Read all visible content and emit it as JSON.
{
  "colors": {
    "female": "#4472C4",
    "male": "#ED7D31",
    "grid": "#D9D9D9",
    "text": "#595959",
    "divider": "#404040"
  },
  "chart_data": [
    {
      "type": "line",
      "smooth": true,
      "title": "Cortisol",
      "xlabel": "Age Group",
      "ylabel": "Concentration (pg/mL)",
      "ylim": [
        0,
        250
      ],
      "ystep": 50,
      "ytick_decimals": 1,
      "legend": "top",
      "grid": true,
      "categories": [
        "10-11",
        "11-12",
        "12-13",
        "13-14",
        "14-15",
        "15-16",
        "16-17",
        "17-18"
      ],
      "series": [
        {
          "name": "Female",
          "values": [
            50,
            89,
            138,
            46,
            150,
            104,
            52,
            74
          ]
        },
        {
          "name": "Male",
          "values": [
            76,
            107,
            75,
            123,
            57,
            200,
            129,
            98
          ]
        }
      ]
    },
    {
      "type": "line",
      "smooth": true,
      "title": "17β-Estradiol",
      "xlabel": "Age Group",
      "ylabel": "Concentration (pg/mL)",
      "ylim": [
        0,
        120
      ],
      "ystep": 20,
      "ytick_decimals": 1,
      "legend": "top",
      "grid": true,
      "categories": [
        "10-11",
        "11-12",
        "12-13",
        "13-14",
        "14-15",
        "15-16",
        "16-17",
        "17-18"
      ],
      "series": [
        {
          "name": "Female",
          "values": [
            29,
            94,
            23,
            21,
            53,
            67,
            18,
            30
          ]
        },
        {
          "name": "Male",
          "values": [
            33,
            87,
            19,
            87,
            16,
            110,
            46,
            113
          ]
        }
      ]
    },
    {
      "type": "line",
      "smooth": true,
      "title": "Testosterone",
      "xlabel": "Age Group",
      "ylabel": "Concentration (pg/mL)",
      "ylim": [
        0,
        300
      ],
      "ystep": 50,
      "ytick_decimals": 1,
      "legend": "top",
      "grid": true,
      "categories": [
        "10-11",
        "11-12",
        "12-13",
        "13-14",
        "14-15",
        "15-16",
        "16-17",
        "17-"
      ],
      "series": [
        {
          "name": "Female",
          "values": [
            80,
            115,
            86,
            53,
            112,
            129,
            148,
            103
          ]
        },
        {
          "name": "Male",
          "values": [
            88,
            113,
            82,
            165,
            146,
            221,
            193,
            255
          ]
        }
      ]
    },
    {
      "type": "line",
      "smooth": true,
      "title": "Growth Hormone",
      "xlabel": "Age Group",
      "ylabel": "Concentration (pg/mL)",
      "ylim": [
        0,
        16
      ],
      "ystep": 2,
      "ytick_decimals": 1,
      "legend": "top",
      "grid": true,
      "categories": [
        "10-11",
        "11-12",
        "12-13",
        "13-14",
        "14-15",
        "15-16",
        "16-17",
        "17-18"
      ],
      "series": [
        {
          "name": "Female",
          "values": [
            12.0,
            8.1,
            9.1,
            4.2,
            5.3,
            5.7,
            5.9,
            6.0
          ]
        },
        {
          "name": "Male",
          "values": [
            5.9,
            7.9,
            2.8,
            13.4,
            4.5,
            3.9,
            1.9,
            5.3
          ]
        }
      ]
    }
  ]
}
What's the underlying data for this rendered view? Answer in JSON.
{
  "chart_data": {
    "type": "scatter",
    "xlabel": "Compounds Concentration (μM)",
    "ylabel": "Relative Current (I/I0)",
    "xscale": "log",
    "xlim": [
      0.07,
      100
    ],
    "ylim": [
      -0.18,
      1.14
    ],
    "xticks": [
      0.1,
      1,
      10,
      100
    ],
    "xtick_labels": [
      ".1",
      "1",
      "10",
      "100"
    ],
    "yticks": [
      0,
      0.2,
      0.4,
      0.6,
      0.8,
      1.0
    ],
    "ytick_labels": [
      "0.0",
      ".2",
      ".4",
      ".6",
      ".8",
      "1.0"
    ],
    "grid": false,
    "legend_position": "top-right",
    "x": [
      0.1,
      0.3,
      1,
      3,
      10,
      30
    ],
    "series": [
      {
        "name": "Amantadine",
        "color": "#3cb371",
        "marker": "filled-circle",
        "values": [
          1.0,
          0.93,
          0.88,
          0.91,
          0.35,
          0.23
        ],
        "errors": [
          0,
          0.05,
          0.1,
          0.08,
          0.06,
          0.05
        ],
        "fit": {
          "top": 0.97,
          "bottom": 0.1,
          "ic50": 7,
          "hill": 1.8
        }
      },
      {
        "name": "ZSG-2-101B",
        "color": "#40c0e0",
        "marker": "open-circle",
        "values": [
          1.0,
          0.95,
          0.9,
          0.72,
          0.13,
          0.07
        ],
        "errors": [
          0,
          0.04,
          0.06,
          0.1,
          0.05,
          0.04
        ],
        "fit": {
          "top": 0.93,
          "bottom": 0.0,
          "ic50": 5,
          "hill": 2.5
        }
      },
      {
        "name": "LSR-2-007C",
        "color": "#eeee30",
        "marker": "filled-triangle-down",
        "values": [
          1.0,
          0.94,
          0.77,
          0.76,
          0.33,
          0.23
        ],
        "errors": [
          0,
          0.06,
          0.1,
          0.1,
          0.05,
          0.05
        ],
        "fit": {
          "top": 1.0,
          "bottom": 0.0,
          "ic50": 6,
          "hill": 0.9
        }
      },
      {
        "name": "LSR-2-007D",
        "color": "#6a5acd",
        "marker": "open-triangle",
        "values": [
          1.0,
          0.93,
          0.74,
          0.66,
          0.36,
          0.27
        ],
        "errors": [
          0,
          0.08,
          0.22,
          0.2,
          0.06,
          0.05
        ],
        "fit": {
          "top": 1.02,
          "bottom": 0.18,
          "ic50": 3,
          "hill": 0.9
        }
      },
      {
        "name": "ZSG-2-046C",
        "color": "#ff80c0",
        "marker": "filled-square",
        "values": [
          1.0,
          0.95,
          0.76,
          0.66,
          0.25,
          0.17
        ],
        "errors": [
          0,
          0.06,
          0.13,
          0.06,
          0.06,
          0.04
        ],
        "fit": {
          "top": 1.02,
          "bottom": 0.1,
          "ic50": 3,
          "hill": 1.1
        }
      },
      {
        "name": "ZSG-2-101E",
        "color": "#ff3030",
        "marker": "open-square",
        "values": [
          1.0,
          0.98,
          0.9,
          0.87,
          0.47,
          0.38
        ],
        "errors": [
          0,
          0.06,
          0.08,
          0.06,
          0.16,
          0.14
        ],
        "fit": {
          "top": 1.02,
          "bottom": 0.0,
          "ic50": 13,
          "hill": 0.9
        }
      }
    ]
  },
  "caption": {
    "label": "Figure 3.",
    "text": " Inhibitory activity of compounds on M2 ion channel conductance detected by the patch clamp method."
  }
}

_What the task asks_:
Copy out the full set of records precisely, leaving nothing out.

_Response_:
Read all visible content and emit it as JSON.
{
  "colors": {
    "female": "#4472C4",
    "male": "#ED7D31",
    "grid": "#D9D9D9",
    "text": "#595959",
    "divider": "#404040"
  },
  "chart_data": [
    {
      "type": "line",
      "smooth": true,
      "title": "Cortisol",
      "xlabel": "Age Group",
      "ylabel": "Concentration (pg/mL)",
      "ylim": [
        0,
        250
      ],
      "ystep": 50,
      "ytick_decimals": 1,
      "legend": "top",
      "grid": true,
      "categories": [
        "10-11",
        "11-12",
        "12-13",
        "13-14",
        "14-15",
        "15-16",
        "16-17",
        "17-18"
      ],
      "series": [
        {
          "name": "Female",
          "values": [
            50,
            89,
            138,
            46,
            150,
            104,
            52,
            74
          ]
        },
        {
          "name": "Male",
          "values": [
            76,
            107,
            75,
            123,
            57,
            200,
            129,
            98
          ]
        }
      ]
    },
    {
      "type": "line",
      "smooth": true,
      "title": "17β-Estradiol",
      "xlabel": "Age Group",
      "ylabel": "Concentration (pg/mL)",
      "ylim": [
        0,
        120
      ],
      "ystep": 20,
      "ytick_decimals": 1,
      "legend": "top",
      "grid": true,
      "categories": [
        "10-11",
        "11-12",
        "12-13",
        "13-14",
        "14-15",
        "15-16",
        "16-17",
        "17-18"
      ],
      "series": [
        {
          "name": "Female",
          "values": [
            29,
            94,
            23,
            21,
            53,
            67,
            18,
            30
          ]
        },
        {
          "name": "Male",
          "values": [
            33,
            87,
            19,
            87,
            16,
            110,
            46,
            113
          ]
        }
      ]
    },
    {
      "type": "line",
      "smooth": true,
      "title": "Testosterone",
      "xlabel": "Age Group",
      "ylabel": "Concentration (pg/mL)",
      "ylim": [
        0,
        300
      ],
      "ystep": 50,
      "ytick_decimals": 1,
      "legend": "top",
      "grid": true,
      "categories": [
        "10-11",
        "11-12",
        "12-13",
        "13-14",
        "14-15",
        "15-16",
        "16-17",
        "17-"
      ],
      "series": [
        {
          "name": "Female",
          "values": [
            80,
            115,
            86,
            53,
            112,
            129,
            148,
            103
          ]
        },
        {
          "name": "Male",
          "values": [
            88,
            113,
            82,
            165,
            146,
            221,
            193,
            255
          ]
        }
      ]
    },
    {
      "type": "line",
      "smooth": true,
      "title": "Growth Hormone",
      "xlabel": "Age Group",
      "ylabel": "Concentration (pg/mL)",
      "ylim": [
        0,
        16
      ],
      "ystep": 2,
      "ytick_decimals": 1,
      "legend": "top",
      "grid": true,
      "categories": [
        "10-11",
        "11-12",
        "12-13",
        "13-14",
        "14-15",
        "15-16",
        "16-17",
        "17-18"
      ],
      "series": [
        {
          "name": "Female",
          "values": [
            12.0,
            8.1,
            9.1,
            4.2,
            5.3,
            5.7,
            5.9,
            6.0
          ]
        },
        {
          "name": "Male",
          "values": [
            5.9,
            7.9,
            2.8,
            13.4,
            4.5,
            3.9,
            1.9,
            5.3
          ]
        }
      ]
    }
  ]
}
What's the underlying data for this rendered view? Answer in JSON.
{
  "chart_data": {
    "type": "scatter",
    "xlabel": "Compounds Concentration (μM)",
    "ylabel": "Relative Current (I/I0)",
    "xscale": "log",
    "xlim": [
      0.07,
      100
    ],
    "ylim": [
      -0.18,
      1.14
    ],
    "xticks": [
      0.1,
      1,
      10,
      100
    ],
    "xtick_labels": [
      ".1",
      "1",
      "10",
      "100"
    ],
    "yticks": [
      0,
      0.2,
      0.4,
      0.6,
      0.8,
      1.0
    ],
    "ytick_labels": [
      "0.0",
      ".2",
      ".4",
      ".6",
      ".8",
      "1.0"
    ],
    "grid": false,
    "legend_position": "top-right",
    "x": [
      0.1,
      0.3,
      1,
      3,
      10,
      30
    ],
    "series": [
      {
        "name": "Amantadine",
        "color": "#3cb371",
        "marker": "filled-circle",
        "values": [
          1.0,
          0.93,
          0.88,
          0.91,
          0.35,
          0.23
        ],
        "errors": [
          0,
          0.05,
          0.1,
          0.08,
          0.06,
          0.05
        ],
        "fit": {
          "top": 0.97,
          "bottom": 0.1,
          "ic50": 7,
          "hill": 1.8
        }
      },
      {
        "name": "ZSG-2-101B",
        "color": "#40c0e0",
        "marker": "open-circle",
        "values": [
          1.0,
          0.95,
          0.9,
          0.72,
          0.13,
          0.07
        ],
        "errors": [
          0,
          0.04,
          0.06,
          0.1,
          0.05,
          0.04
        ],
        "fit": {
          "top": 0.93,
          "bottom": 0.0,
          "ic50": 5,
          "hill": 2.5
        }
      },
      {
        "name": "LSR-2-007C",
        "color": "#eeee30",
        "marker": "filled-triangle-down",
        "values": [
          1.0,
          0.94,
          0.77,
          0.76,
          0.33,
          0.23
        ],
        "errors": [
          0,
          0.06,
          0.1,
          0.1,
          0.05,
          0.05
        ],
        "fit": {
          "top": 1.0,
          "bottom": 0.0,
          "ic50": 6,
          "hill": 0.9
        }
      },
      {
        "name": "LSR-2-007D",
        "color": "#6a5acd",
        "marker": "open-triangle",
        "values": [
          1.0,
          0.93,
          0.74,
          0.66,
          0.36,
          0.27
        ],
        "errors": [
          0,
          0.08,
          0.22,
          0.2,
          0.06,
          0.05
        ],
        "fit": {
          "top": 1.02,
          "bottom": 0.18,
          "ic50": 3,
          "hill": 0.9
        }
      },
      {
        "name": "ZSG-2-046C",
        "color": "#ff80c0",
        "marker": "filled-square",
        "values": [
          1.0,
          0.95,
          0.76,
          0.66,
          0.25,
          0.17
        ],
        "errors": [
          0,
          0.06,
          0.13,
          0.06,
          0.06,
          0.04
        ],
        "fit": {
          "top": 1.02,
          "bottom": 0.1,
          "ic50": 3,
          "hill": 1.1
        }
      },
      {
        "name": "ZSG-2-101E",
        "color": "#ff3030",
        "marker": "open-square",
        "values": [
          1.0,
          0.98,
          0.9,
          0.87,
          0.47,
          0.38
        ],
        "errors": [
          0,
          0.06,
          0.08,
          0.06,
          0.16,
          0.14
        ],
        "fit": {
          "top": 1.02,
          "bottom": 0.0,
          "ic50": 13,
          "hill": 0.9
        }
      }
    ]
  },
  "caption": {
    "label": "Figure 3.",
    "text": " Inhibitory activity of compounds on M2 ion channel conductance detected by the patch clamp method."
  }
}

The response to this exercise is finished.